* Supplied information
--------

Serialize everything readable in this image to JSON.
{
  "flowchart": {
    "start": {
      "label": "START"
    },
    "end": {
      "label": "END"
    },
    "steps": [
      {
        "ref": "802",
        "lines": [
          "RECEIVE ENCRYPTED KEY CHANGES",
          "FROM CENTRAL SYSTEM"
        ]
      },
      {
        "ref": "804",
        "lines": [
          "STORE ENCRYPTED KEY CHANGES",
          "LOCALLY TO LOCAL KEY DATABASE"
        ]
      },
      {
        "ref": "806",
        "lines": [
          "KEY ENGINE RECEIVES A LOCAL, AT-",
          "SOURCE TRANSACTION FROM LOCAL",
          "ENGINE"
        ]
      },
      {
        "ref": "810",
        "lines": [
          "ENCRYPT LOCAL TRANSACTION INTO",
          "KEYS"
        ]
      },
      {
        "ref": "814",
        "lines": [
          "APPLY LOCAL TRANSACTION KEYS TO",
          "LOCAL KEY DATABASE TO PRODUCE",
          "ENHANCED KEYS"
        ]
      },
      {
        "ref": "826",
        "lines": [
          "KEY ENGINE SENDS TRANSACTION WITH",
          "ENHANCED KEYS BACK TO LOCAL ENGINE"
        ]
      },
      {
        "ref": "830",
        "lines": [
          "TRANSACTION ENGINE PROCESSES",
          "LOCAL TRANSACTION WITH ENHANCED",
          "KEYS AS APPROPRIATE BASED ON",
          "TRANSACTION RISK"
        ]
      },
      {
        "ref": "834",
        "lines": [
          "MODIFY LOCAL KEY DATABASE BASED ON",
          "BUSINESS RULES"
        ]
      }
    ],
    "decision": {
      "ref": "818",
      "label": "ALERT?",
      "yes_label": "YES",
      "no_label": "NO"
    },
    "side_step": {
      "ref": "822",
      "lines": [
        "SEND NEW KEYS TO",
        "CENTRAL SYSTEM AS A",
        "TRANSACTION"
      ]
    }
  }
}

--------

* Your instructions
Out of the preceding entries, pull every line containing the string "ENHANCED".

* Written response
          "ENHANCED KEYS"
          "ENHANCED KEYS BACK TO LOCAL ENGINE"
          "LOCAL TRANSACTION WITH ENHANCED",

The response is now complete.